── STORED DATA ──
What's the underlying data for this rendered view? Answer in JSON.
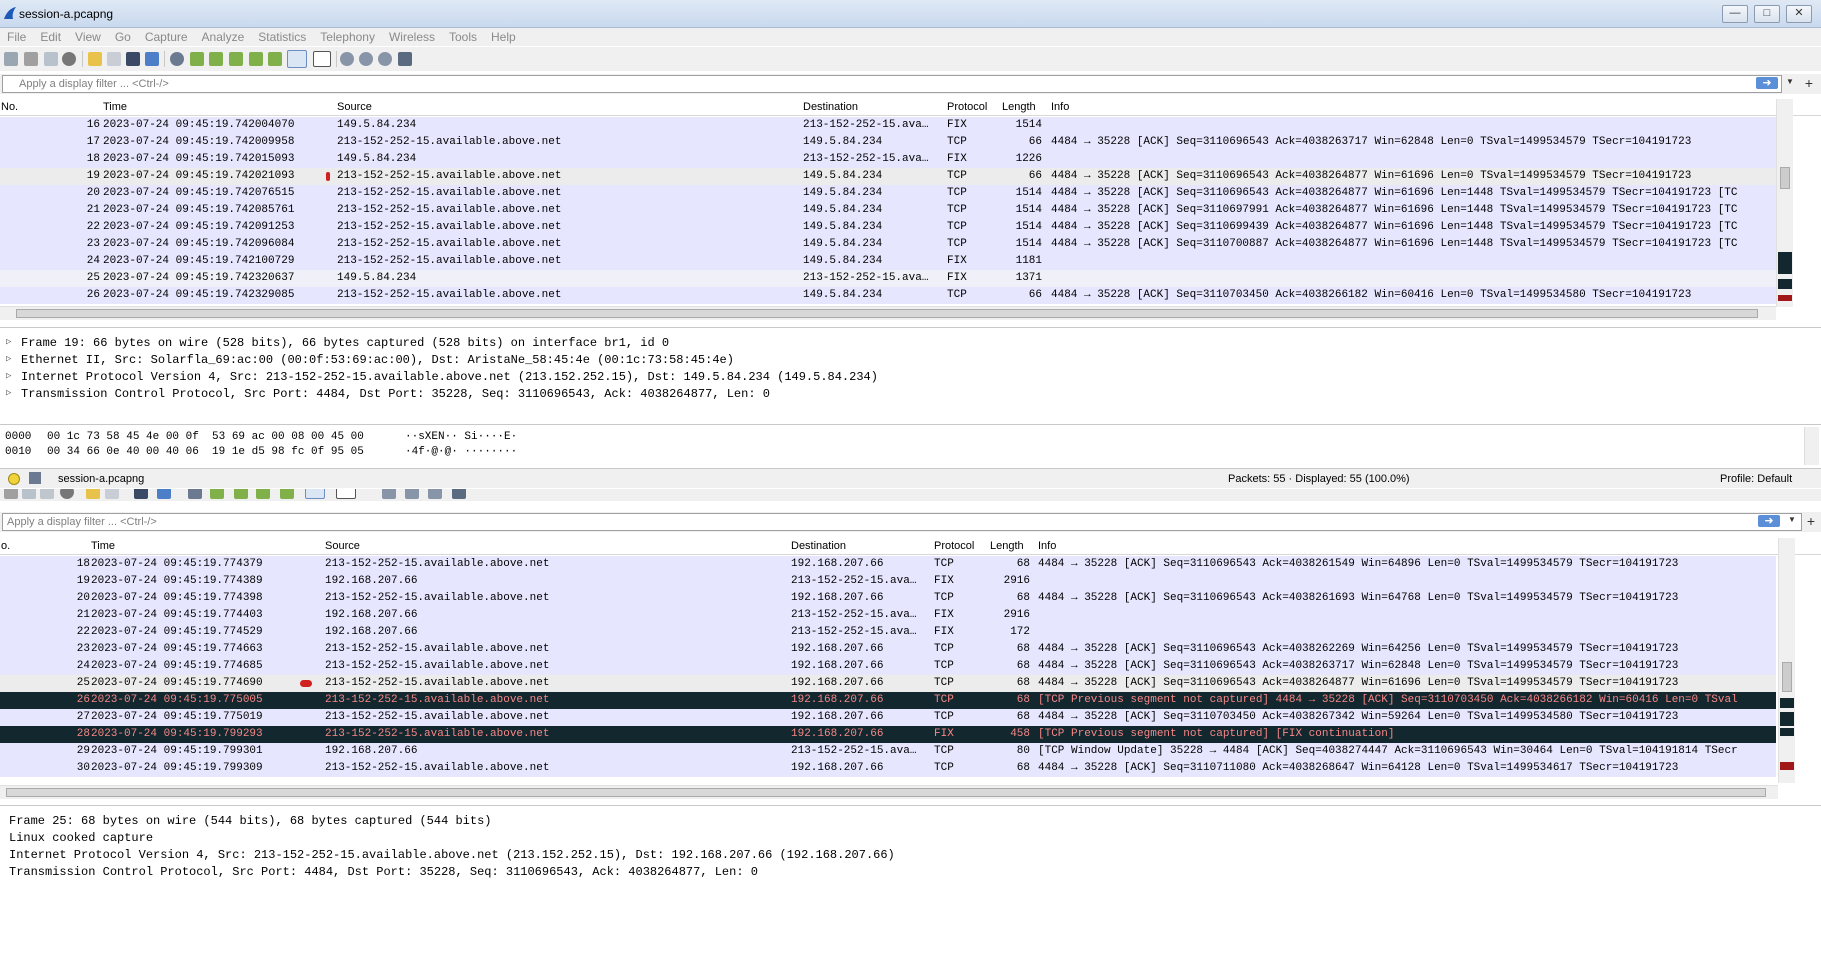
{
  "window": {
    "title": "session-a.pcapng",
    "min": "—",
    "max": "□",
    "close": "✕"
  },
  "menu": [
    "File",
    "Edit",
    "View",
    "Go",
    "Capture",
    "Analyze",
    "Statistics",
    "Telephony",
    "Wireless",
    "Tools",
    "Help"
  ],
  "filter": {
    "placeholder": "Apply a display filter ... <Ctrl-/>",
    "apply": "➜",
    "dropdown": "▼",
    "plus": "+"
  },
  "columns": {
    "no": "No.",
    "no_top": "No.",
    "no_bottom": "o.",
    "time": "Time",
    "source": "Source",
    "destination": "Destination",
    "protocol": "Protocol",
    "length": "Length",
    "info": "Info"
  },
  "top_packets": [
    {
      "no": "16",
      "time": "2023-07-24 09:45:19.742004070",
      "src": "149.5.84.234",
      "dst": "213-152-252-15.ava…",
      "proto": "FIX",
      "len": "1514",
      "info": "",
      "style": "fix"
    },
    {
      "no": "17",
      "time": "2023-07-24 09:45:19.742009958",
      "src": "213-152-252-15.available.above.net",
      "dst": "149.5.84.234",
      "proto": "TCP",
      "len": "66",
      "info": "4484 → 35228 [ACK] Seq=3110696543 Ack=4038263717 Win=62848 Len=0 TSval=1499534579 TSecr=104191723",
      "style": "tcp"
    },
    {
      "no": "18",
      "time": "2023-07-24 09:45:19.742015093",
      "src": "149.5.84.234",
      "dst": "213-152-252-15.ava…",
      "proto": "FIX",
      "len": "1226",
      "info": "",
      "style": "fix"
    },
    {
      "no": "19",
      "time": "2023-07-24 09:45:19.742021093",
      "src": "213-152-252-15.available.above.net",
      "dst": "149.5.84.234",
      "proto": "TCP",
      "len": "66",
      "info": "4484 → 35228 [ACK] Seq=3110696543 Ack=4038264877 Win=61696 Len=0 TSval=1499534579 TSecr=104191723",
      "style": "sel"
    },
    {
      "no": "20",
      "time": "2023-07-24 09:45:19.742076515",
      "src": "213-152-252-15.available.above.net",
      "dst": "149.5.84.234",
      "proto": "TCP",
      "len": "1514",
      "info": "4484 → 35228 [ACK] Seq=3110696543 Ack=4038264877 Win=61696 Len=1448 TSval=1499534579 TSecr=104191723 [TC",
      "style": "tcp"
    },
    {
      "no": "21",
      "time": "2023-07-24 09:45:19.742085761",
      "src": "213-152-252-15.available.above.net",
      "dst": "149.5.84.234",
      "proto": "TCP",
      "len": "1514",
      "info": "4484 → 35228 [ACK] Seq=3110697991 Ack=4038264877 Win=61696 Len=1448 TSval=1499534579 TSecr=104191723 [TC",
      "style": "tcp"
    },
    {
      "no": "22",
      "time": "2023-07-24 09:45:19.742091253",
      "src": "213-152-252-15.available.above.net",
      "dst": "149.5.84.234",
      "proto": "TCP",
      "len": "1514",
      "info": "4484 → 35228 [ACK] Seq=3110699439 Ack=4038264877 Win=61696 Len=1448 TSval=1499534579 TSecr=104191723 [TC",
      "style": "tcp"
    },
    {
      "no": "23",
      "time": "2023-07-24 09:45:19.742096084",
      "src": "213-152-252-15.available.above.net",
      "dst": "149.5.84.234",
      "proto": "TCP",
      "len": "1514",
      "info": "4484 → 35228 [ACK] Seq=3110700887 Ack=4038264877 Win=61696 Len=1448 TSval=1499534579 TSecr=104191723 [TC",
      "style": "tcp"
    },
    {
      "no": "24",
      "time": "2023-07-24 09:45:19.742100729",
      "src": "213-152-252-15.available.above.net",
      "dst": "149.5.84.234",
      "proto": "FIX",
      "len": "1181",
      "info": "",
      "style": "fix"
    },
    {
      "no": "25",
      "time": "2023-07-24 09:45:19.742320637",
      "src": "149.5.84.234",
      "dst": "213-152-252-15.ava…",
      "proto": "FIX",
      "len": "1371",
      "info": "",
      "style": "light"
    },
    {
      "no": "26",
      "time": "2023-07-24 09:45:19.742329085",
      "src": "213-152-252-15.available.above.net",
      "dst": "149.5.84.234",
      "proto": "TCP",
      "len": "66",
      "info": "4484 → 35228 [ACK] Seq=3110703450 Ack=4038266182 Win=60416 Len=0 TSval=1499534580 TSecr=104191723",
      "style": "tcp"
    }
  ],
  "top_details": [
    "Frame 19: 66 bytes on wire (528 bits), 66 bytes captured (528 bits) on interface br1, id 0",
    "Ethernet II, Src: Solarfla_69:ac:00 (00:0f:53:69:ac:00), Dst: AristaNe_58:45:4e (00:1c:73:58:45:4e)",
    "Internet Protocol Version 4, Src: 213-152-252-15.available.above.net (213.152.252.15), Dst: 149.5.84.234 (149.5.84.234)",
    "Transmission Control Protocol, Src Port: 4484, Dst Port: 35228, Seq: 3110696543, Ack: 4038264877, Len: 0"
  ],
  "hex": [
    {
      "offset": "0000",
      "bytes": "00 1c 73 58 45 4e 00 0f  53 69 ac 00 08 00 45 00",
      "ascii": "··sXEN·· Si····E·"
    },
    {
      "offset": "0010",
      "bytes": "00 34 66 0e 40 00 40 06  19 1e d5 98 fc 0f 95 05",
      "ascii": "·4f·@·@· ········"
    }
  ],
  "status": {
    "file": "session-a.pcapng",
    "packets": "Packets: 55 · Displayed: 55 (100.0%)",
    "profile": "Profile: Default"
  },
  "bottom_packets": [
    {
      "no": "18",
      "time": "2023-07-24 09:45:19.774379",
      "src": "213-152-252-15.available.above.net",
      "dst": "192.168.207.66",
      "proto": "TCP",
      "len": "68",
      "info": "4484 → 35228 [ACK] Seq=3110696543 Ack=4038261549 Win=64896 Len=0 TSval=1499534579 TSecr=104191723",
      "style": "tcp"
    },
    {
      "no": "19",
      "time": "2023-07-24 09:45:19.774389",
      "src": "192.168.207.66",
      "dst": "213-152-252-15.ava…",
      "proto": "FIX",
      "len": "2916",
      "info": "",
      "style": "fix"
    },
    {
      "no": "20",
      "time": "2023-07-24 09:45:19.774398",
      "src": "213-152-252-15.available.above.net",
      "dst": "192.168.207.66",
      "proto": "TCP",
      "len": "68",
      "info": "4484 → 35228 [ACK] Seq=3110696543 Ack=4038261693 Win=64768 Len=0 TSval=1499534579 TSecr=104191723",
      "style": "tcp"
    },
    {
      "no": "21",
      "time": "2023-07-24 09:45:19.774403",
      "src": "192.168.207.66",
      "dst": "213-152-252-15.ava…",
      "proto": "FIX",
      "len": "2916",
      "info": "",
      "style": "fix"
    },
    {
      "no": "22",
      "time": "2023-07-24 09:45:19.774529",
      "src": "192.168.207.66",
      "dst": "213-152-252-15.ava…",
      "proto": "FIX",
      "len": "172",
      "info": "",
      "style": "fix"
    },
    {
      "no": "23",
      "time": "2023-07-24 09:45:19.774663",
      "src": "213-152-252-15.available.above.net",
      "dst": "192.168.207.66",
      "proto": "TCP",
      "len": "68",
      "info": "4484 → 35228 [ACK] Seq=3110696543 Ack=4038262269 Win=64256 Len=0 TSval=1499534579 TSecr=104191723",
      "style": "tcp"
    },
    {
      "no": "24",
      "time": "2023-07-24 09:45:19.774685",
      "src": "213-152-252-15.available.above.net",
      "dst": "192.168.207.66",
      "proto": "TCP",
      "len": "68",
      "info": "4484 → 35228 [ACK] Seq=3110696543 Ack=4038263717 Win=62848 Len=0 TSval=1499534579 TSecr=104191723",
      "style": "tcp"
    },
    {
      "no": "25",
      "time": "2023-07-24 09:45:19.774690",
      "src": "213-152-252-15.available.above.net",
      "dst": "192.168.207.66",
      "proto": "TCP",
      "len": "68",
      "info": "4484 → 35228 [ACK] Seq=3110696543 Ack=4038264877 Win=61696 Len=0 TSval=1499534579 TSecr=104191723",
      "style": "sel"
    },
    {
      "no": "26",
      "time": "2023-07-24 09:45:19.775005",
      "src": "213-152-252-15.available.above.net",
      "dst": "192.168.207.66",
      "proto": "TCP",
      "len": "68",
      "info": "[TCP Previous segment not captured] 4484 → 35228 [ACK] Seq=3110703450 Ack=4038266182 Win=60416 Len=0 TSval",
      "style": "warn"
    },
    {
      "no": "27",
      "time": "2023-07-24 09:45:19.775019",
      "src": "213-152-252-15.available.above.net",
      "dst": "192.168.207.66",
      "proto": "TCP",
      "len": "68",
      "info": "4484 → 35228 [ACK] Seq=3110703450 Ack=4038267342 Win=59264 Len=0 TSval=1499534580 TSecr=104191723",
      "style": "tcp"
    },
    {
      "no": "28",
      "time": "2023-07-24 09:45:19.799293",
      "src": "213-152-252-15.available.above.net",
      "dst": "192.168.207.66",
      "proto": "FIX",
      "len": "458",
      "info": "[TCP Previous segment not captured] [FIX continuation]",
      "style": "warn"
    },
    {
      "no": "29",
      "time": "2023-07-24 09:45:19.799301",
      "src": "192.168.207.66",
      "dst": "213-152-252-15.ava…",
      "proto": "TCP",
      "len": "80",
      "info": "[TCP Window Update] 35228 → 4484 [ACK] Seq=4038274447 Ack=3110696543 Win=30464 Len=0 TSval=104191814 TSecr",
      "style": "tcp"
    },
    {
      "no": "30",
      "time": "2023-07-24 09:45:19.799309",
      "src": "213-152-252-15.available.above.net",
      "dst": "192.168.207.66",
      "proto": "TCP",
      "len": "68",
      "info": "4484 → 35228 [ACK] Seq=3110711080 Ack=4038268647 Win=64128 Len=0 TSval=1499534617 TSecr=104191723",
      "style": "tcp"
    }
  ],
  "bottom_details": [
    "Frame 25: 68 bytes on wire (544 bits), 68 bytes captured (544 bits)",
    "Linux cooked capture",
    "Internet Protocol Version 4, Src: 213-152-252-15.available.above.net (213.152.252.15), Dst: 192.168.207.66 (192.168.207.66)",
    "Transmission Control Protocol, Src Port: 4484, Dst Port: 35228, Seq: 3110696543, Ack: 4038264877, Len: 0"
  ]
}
───
── STORED DATA ──
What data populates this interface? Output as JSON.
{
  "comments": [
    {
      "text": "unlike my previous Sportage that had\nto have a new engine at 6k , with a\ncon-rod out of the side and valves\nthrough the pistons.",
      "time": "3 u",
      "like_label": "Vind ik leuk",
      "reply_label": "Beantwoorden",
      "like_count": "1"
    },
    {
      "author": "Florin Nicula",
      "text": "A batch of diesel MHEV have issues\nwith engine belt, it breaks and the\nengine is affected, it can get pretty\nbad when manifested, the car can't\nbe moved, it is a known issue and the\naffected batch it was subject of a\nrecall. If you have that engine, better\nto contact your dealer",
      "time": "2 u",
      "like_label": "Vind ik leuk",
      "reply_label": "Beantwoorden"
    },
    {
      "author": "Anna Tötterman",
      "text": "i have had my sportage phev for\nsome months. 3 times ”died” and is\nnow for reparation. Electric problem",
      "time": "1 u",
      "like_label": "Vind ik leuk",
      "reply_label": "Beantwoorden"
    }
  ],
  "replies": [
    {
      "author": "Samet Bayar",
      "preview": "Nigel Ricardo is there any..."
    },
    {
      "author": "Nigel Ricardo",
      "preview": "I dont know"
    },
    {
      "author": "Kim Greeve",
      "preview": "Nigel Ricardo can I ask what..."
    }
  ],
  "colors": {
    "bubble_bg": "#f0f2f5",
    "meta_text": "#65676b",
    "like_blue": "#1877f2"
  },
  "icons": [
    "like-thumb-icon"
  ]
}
───
> AIM
Copy all lines from the material that include "interface".

> FINAL RESULT
    "Frame 19: 66 bytes on wire (528 bits), 66 bytes captured (528 bits) on interface br1, id 0",
What data populates this interface? Output as JSON.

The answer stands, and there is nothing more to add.